What the task asks = Return each line of the listing below, unchanged, and omit the images.

Start of Provided material

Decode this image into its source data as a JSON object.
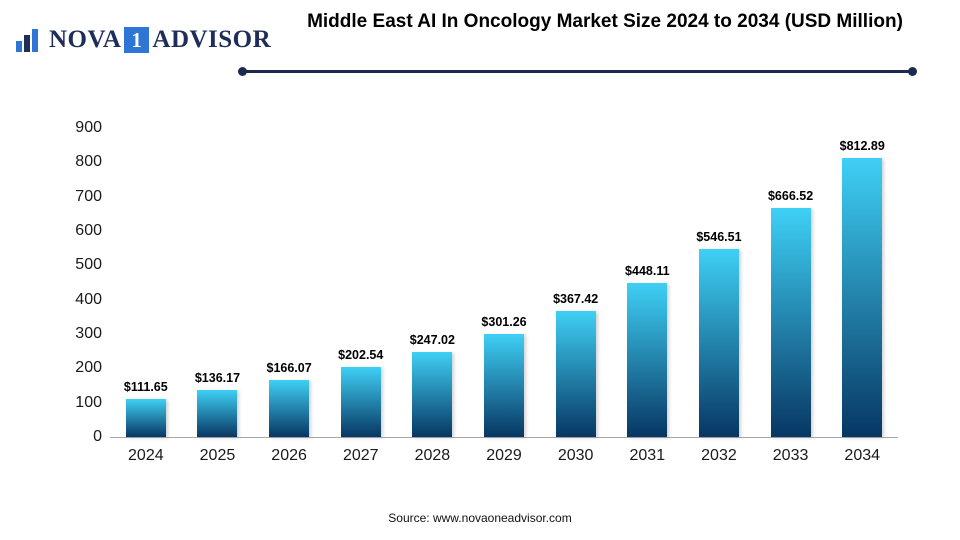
{
  "logo": {
    "nova": "NOVA",
    "one": "1",
    "advisor": "ADVISOR"
  },
  "header": {
    "title": "Middle East AI In Oncology Market Size 2024 to 2034 (USD Million)"
  },
  "footer": {
    "source": "Source: www.novaoneadvisor.com"
  },
  "chart_data": {
    "type": "bar",
    "title": "Middle East AI In Oncology Market Size 2024 to 2034 (USD Million)",
    "categories": [
      "2024",
      "2025",
      "2026",
      "2027",
      "2028",
      "2029",
      "2030",
      "2031",
      "2032",
      "2033",
      "2034"
    ],
    "values": [
      111.65,
      136.17,
      166.07,
      202.54,
      247.02,
      301.26,
      367.42,
      448.11,
      546.51,
      666.52,
      812.89
    ],
    "value_labels": [
      "$111.65",
      "$136.17",
      "$166.07",
      "$202.54",
      "$247.02",
      "$301.26",
      "$367.42",
      "$448.11",
      "$546.51",
      "$666.52",
      "$812.89"
    ],
    "ylim": [
      0,
      900
    ],
    "yticks": [
      0,
      100,
      200,
      300,
      400,
      500,
      600,
      700,
      800,
      900
    ],
    "grid": false,
    "legend": "none",
    "colors": {
      "bar_gradient_top": "#3fd0f5",
      "bar_gradient_bottom": "#073763",
      "divider": "#1c2951",
      "logo_navy": "#1e2d5a",
      "logo_blue": "#2e75d4"
    }
  }
}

End of Provided material

Task answer =
Decode this image into its source data as a JSON object.
{
  "logo": {
    "nova": "NOVA",
    "one": "1",
    "advisor": "ADVISOR"
  },
  "header": {
    "title": "Middle East AI In Oncology Market Size 2024 to 2034 (USD Million)"
  },
  "footer": {
    "source": "Source: www.novaoneadvisor.com"
  },
  "chart_data": {
    "type": "bar",
    "title": "Middle East AI In Oncology Market Size 2024 to 2034 (USD Million)",
    "categories": [
      "2024",
      "2025",
      "2026",
      "2027",
      "2028",
      "2029",
      "2030",
      "2031",
      "2032",
      "2033",
      "2034"
    ],
    "values": [
      111.65,
      136.17,
      166.07,
      202.54,
      247.02,
      301.26,
      367.42,
      448.11,
      546.51,
      666.52,
      812.89
    ],
    "value_labels": [
      "$111.65",
      "$136.17",
      "$166.07",
      "$202.54",
      "$247.02",
      "$301.26",
      "$367.42",
      "$448.11",
      "$546.51",
      "$666.52",
      "$812.89"
    ],
    "ylim": [
      0,
      900
    ],
    "yticks": [
      0,
      100,
      200,
      300,
      400,
      500,
      600,
      700,
      800,
      900
    ],
    "grid": false,
    "legend": "none",
    "colors": {
      "bar_gradient_top": "#3fd0f5",
      "bar_gradient_bottom": "#073763",
      "divider": "#1c2951",
      "logo_navy": "#1e2d5a",
      "logo_blue": "#2e75d4"
    }
  }
}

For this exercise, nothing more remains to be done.